Element location listings:
******

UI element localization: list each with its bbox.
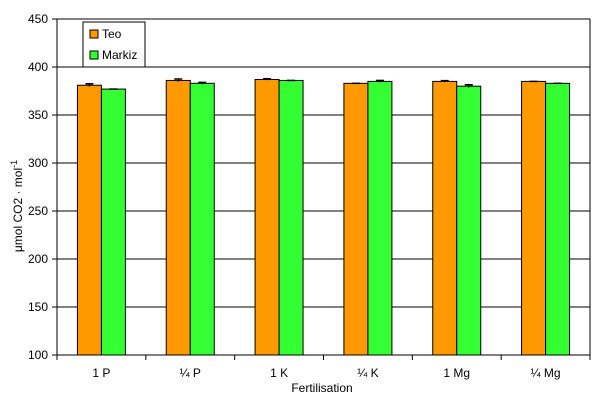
y-tick-label: 350 [28,108,48,122]
y-tick-label: 250 [28,204,48,218]
y-tick-label: 150 [28,300,48,314]
legend: Teo Markiz [82,21,146,68]
x-tick-label: ¼ Mg [531,366,561,380]
tick-labels: 100 150 200 250 300 350 400 450 1 P ¼ P 1 K ¼ K 1 Mg… [28,12,561,380]
bar-markiz-0 [100,88,126,356]
y-tick-label: 400 [28,60,48,74]
bar-teo-0 [76,84,102,356]
x-tick-label: 1 K [270,366,288,380]
bar-teo-5 [521,80,547,356]
y-tick-label: 100 [28,348,48,362]
y-axis-title-main: μmol CO2 · mol [11,168,25,252]
x-tick-label: ¼ P [180,366,201,380]
bar-markiz-3 [367,80,393,356]
bar-teo-3 [343,82,369,356]
y-axis-title: μmol CO2 · mol-1 [9,160,25,252]
legend-label-teo: Teo [102,27,122,41]
x-tick-label: 1 P [92,366,110,380]
y-tick-label: 200 [28,252,48,266]
bar-markiz-2 [278,79,304,356]
legend-label-markiz: Markiz [102,48,137,62]
bar-markiz-5 [545,82,571,356]
y-axis-title-superscript: -1 [9,160,19,168]
x-tick-label: ¼ K [357,366,378,380]
bar-markiz-4 [456,85,482,356]
bar-teo-4 [432,80,458,356]
bar-teo-2 [254,78,280,356]
y-tick-label: 450 [28,12,48,26]
axes [52,18,591,360]
x-axis-title: Fertilisation [291,381,352,395]
bar-markiz-1 [189,82,215,356]
bar-teo-1 [165,79,191,356]
gridlines [57,18,590,308]
legend-swatch-teo [89,29,99,39]
legend-swatch-markiz [89,50,99,60]
x-tick-label: 1 Mg [443,366,470,380]
bars [76,77,571,356]
y-tick-label: 300 [28,156,48,170]
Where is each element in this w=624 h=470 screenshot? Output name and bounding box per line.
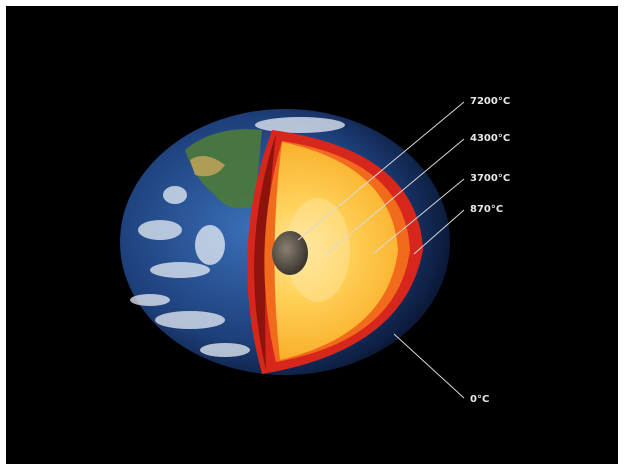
temperature-label: 870°C [470, 204, 503, 215]
temperature-label: 3700°C [470, 173, 510, 184]
temperature-label: 0°C [470, 394, 489, 405]
cutaway [247, 130, 423, 374]
inner-core [272, 231, 308, 275]
temperature-label: 4300°C [470, 133, 510, 144]
pointers [297, 101, 465, 399]
temperature-label: 7200°C [470, 96, 510, 107]
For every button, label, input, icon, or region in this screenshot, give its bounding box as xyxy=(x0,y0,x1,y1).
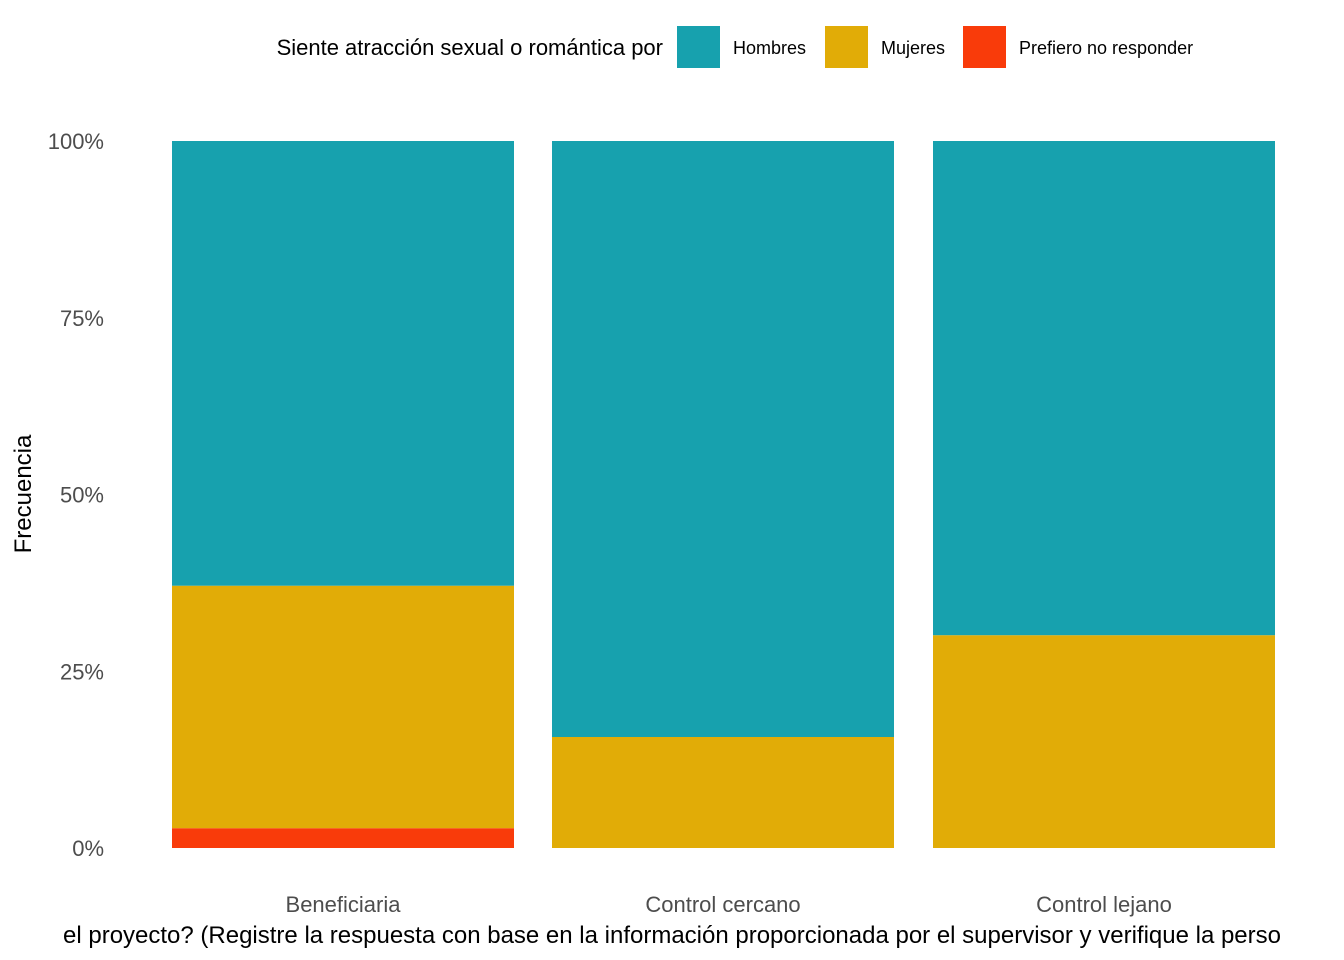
bars xyxy=(172,141,1275,848)
legend: Siente atracción sexual o romántica por … xyxy=(277,26,1193,68)
legend-item-prefiero-no-responder: Prefiero no responder xyxy=(963,26,1193,68)
x-tick-label: Control lejano xyxy=(1036,892,1172,917)
bar-control-cercano-hombres xyxy=(552,141,894,738)
legend-label: Hombres xyxy=(733,38,806,58)
y-tick-label: 0% xyxy=(72,836,104,861)
x-tick-label: Beneficiaria xyxy=(286,892,402,917)
bar-beneficiaria-hombres xyxy=(172,141,514,586)
legend-item-mujeres: Mujeres xyxy=(825,26,945,68)
y-tick-label: 25% xyxy=(60,659,104,684)
legend-swatch xyxy=(677,26,720,68)
bar-control-lejano-hombres xyxy=(933,141,1275,636)
bar-beneficiaria-prefiero-no-responder xyxy=(172,828,514,848)
x-tick-label: Control cercano xyxy=(645,892,800,917)
x-axis-title: el proyecto? (Registre la respuesta con … xyxy=(63,922,1281,949)
legend-swatch xyxy=(825,26,868,68)
y-axis-ticks: 0% 25% 50% 75% 100% xyxy=(48,129,104,861)
y-tick-label: 100% xyxy=(48,129,104,154)
x-axis-ticks: Beneficiaria Control cercano Control lejan… xyxy=(286,892,1172,917)
bar-control-lejano-mujeres xyxy=(933,635,1275,848)
legend-label: Mujeres xyxy=(881,38,945,58)
legend-item-hombres: Hombres xyxy=(677,26,806,68)
legend-swatch xyxy=(963,26,1006,68)
y-tick-label: 50% xyxy=(60,483,104,508)
legend-label: Prefiero no responder xyxy=(1019,38,1193,58)
bar-beneficiaria-mujeres xyxy=(172,585,514,829)
y-tick-label: 75% xyxy=(60,306,104,331)
y-axis-title: Frecuencia xyxy=(10,434,37,553)
bar-control-cercano-mujeres xyxy=(552,737,894,848)
legend-title: Siente atracción sexual o romántica por xyxy=(277,35,663,60)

******

### Instructions for the task:
Copy out all of the entries above verbatim, leaving out the pictures.

### Response to this task:
UI element localization: list each with its bbox.
y-tick-label: 350 [28,108,48,122]
y-tick-label: 250 [28,204,48,218]
y-tick-label: 150 [28,300,48,314]
legend: Teo Markiz [82,21,146,68]
x-tick-label: ¼ Mg [531,366,561,380]
tick-labels: 100 150 200 250 300 350 400 450 1 P ¼ P 1 K ¼ K 1 Mg… [28,12,561,380]
bar-markiz-0 [100,88,126,356]
y-tick-label: 400 [28,60,48,74]
bar-teo-0 [76,84,102,356]
x-tick-label: 1 K [270,366,288,380]
bar-teo-5 [521,80,547,356]
y-tick-label: 100 [28,348,48,362]
y-axis-title-main: μmol CO2 · mol [11,168,25,252]
x-tick-label: ¼ P [180,366,201,380]
bar-markiz-3 [367,80,393,356]
bar-teo-3 [343,82,369,356]
y-axis-title: μmol CO2 · mol-1 [9,160,25,252]
legend-label-teo: Teo [102,27,122,41]
x-tick-label: 1 P [92,366,110,380]
y-tick-label: 200 [28,252,48,266]
bar-markiz-2 [278,79,304,356]
legend-label-markiz: Markiz [102,48,137,62]
bar-markiz-5 [545,82,571,356]
y-axis-title-superscript: -1 [9,160,19,168]
x-tick-label: ¼ K [357,366,378,380]
bar-markiz-4 [456,85,482,356]
bar-teo-4 [432,80,458,356]
bar-teo-2 [254,78,280,356]
y-tick-label: 450 [28,12,48,26]
axes [52,18,591,360]
x-axis-title: Fertilisation [291,381,352,395]
bar-markiz-1 [189,82,215,356]
bar-teo-1 [165,79,191,356]
gridlines [57,18,590,308]
legend-swatch-teo [89,29,99,39]
legend-swatch-markiz [89,50,99,60]
x-tick-label: 1 Mg [443,366,470,380]
bars [76,77,571,356]
y-tick-label: 300 [28,156,48,170]
Where is each element in this w=624 h=470 screenshot? Output name and bounding box per line.
temperature-label: 870°C [470, 204, 503, 215]
temperature-label: 3700°C [470, 173, 510, 184]
temperature-label: 0°C [470, 394, 489, 405]
cutaway [247, 130, 423, 374]
inner-core [272, 231, 308, 275]
temperature-label: 4300°C [470, 133, 510, 144]
pointers [297, 101, 465, 399]
temperature-label: 7200°C [470, 96, 510, 107]
For every button, label, input, icon, or region in this screenshot, give its bounding box as xyxy=(x0,y0,x1,y1).
bars xyxy=(172,141,1275,848)
legend: Siente atracción sexual o romántica por … xyxy=(277,26,1193,68)
legend-item-prefiero-no-responder: Prefiero no responder xyxy=(963,26,1193,68)
x-tick-label: Control lejano xyxy=(1036,892,1172,917)
bar-control-cercano-hombres xyxy=(552,141,894,738)
legend-label: Hombres xyxy=(733,38,806,58)
y-tick-label: 0% xyxy=(72,836,104,861)
x-tick-label: Beneficiaria xyxy=(286,892,402,917)
bar-beneficiaria-hombres xyxy=(172,141,514,586)
legend-item-mujeres: Mujeres xyxy=(825,26,945,68)
y-tick-label: 25% xyxy=(60,659,104,684)
legend-swatch xyxy=(677,26,720,68)
bar-control-lejano-hombres xyxy=(933,141,1275,636)
bar-beneficiaria-prefiero-no-responder xyxy=(172,828,514,848)
x-tick-label: Control cercano xyxy=(645,892,800,917)
x-axis-title: el proyecto? (Registre la respuesta con … xyxy=(63,922,1281,949)
legend-swatch xyxy=(825,26,868,68)
y-axis-ticks: 0% 25% 50% 75% 100% xyxy=(48,129,104,861)
y-tick-label: 100% xyxy=(48,129,104,154)
x-axis-ticks: Beneficiaria Control cercano Control lejan… xyxy=(286,892,1172,917)
bar-control-lejano-mujeres xyxy=(933,635,1275,848)
legend-label: Mujeres xyxy=(881,38,945,58)
legend-item-hombres: Hombres xyxy=(677,26,806,68)
legend-swatch xyxy=(963,26,1006,68)
y-tick-label: 50% xyxy=(60,483,104,508)
legend-label: Prefiero no responder xyxy=(1019,38,1193,58)
bar-beneficiaria-mujeres xyxy=(172,585,514,829)
y-tick-label: 75% xyxy=(60,306,104,331)
y-axis-title: Frecuencia xyxy=(10,434,37,553)
bar-control-cercano-mujeres xyxy=(552,737,894,848)
legend-title: Siente atracción sexual o romántica por xyxy=(277,35,663,60)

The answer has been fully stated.